Records to use |
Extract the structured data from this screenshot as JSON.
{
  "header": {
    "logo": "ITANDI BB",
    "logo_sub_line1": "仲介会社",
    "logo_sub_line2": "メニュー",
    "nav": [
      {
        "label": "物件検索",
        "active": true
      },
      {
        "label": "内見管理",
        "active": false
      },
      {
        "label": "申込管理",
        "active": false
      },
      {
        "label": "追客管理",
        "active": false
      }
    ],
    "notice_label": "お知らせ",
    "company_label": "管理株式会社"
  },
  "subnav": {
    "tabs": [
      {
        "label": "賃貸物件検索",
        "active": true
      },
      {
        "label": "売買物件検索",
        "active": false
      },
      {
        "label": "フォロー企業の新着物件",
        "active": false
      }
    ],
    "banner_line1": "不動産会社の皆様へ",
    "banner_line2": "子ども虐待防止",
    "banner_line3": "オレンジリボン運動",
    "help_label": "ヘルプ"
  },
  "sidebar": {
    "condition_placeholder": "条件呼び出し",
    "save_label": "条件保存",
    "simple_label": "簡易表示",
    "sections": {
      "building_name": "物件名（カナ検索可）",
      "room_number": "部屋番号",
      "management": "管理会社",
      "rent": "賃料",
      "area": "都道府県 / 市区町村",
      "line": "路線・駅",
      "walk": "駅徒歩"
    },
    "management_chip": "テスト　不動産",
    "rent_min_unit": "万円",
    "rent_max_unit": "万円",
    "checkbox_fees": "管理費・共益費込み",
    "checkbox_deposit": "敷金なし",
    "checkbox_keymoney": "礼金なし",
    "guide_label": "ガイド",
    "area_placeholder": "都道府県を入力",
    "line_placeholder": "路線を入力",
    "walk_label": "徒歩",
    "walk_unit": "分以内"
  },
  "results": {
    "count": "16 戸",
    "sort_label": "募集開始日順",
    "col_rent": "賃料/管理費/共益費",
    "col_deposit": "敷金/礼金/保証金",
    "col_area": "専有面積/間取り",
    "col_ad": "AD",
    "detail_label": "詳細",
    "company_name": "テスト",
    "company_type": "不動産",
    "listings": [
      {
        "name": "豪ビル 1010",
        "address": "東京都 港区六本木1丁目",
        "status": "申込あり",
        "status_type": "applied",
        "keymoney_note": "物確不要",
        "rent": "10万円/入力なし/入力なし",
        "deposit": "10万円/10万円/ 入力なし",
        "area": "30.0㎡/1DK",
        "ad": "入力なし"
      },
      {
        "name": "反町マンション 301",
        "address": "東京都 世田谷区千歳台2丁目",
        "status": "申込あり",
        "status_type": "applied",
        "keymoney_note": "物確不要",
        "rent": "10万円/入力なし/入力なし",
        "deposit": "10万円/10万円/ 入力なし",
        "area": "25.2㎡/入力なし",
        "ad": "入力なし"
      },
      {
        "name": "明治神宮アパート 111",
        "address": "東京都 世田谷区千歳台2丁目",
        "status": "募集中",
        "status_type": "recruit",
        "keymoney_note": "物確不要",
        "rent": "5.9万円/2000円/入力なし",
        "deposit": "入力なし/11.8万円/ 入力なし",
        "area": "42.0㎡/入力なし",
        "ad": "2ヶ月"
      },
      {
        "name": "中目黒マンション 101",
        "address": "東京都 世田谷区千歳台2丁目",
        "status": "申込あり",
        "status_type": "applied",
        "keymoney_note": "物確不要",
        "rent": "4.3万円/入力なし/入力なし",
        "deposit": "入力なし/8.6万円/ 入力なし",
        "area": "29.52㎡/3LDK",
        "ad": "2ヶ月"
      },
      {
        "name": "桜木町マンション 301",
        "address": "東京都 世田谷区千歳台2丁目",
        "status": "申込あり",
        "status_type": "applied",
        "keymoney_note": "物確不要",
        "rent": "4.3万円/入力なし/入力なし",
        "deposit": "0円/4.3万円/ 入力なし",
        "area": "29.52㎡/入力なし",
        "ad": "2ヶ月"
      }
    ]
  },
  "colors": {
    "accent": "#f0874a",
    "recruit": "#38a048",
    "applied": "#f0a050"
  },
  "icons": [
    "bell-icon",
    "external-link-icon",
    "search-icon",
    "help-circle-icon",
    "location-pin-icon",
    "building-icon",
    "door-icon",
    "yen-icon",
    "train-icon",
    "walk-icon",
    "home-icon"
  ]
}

Stated exercise |
Write out every entry above, word for word.

Problem solution |
Extract the structured data from this screenshot as JSON.
{
  "header": {
    "logo": "ITANDI BB",
    "logo_sub_line1": "仲介会社",
    "logo_sub_line2": "メニュー",
    "nav": [
      {
        "label": "物件検索",
        "active": true
      },
      {
        "label": "内見管理",
        "active": false
      },
      {
        "label": "申込管理",
        "active": false
      },
      {
        "label": "追客管理",
        "active": false
      }
    ],
    "notice_label": "お知らせ",
    "company_label": "管理株式会社"
  },
  "subnav": {
    "tabs": [
      {
        "label": "賃貸物件検索",
        "active": true
      },
      {
        "label": "売買物件検索",
        "active": false
      },
      {
        "label": "フォロー企業の新着物件",
        "active": false
      }
    ],
    "banner_line1": "不動産会社の皆様へ",
    "banner_line2": "子ども虐待防止",
    "banner_line3": "オレンジリボン運動",
    "help_label": "ヘルプ"
  },
  "sidebar": {
    "condition_placeholder": "条件呼び出し",
    "save_label": "条件保存",
    "simple_label": "簡易表示",
    "sections": {
      "building_name": "物件名（カナ検索可）",
      "room_number": "部屋番号",
      "management": "管理会社",
      "rent": "賃料",
      "area": "都道府県 / 市区町村",
      "line": "路線・駅",
      "walk": "駅徒歩"
    },
    "management_chip": "テスト　不動産",
    "rent_min_unit": "万円",
    "rent_max_unit": "万円",
    "checkbox_fees": "管理費・共益費込み",
    "checkbox_deposit": "敷金なし",
    "checkbox_keymoney": "礼金なし",
    "guide_label": "ガイド",
    "area_placeholder": "都道府県を入力",
    "line_placeholder": "路線を入力",
    "walk_label": "徒歩",
    "walk_unit": "分以内"
  },
  "results": {
    "count": "16 戸",
    "sort_label": "募集開始日順",
    "col_rent": "賃料/管理費/共益費",
    "col_deposit": "敷金/礼金/保証金",
    "col_area": "専有面積/間取り",
    "col_ad": "AD",
    "detail_label": "詳細",
    "company_name": "テスト",
    "company_type": "不動産",
    "listings": [
      {
        "name": "豪ビル 1010",
        "address": "東京都 港区六本木1丁目",
        "status": "申込あり",
        "status_type": "applied",
        "keymoney_note": "物確不要",
        "rent": "10万円/入力なし/入力なし",
        "deposit": "10万円/10万円/ 入力なし",
        "area": "30.0㎡/1DK",
        "ad": "入力なし"
      },
      {
        "name": "反町マンション 301",
        "address": "東京都 世田谷区千歳台2丁目",
        "status": "申込あり",
        "status_type": "applied",
        "keymoney_note": "物確不要",
        "rent": "10万円/入力なし/入力なし",
        "deposit": "10万円/10万円/ 入力なし",
        "area": "25.2㎡/入力なし",
        "ad": "入力なし"
      },
      {
        "name": "明治神宮アパート 111",
        "address": "東京都 世田谷区千歳台2丁目",
        "status": "募集中",
        "status_type": "recruit",
        "keymoney_note": "物確不要",
        "rent": "5.9万円/2000円/入力なし",
        "deposit": "入力なし/11.8万円/ 入力なし",
        "area": "42.0㎡/入力なし",
        "ad": "2ヶ月"
      },
      {
        "name": "中目黒マンション 101",
        "address": "東京都 世田谷区千歳台2丁目",
        "status": "申込あり",
        "status_type": "applied",
        "keymoney_note": "物確不要",
        "rent": "4.3万円/入力なし/入力なし",
        "deposit": "入力なし/8.6万円/ 入力なし",
        "area": "29.52㎡/3LDK",
        "ad": "2ヶ月"
      },
      {
        "name": "桜木町マンション 301",
        "address": "東京都 世田谷区千歳台2丁目",
        "status": "申込あり",
        "status_type": "applied",
        "keymoney_note": "物確不要",
        "rent": "4.3万円/入力なし/入力なし",
        "deposit": "0円/4.3万円/ 入力なし",
        "area": "29.52㎡/入力なし",
        "ad": "2ヶ月"
      }
    ]
  },
  "colors": {
    "accent": "#f0874a",
    "recruit": "#38a048",
    "applied": "#f0a050"
  },
  "icons": [
    "bell-icon",
    "external-link-icon",
    "search-icon",
    "help-circle-icon",
    "location-pin-icon",
    "building-icon",
    "door-icon",
    "yen-icon",
    "train-icon",
    "walk-icon",
    "home-icon"
  ]
}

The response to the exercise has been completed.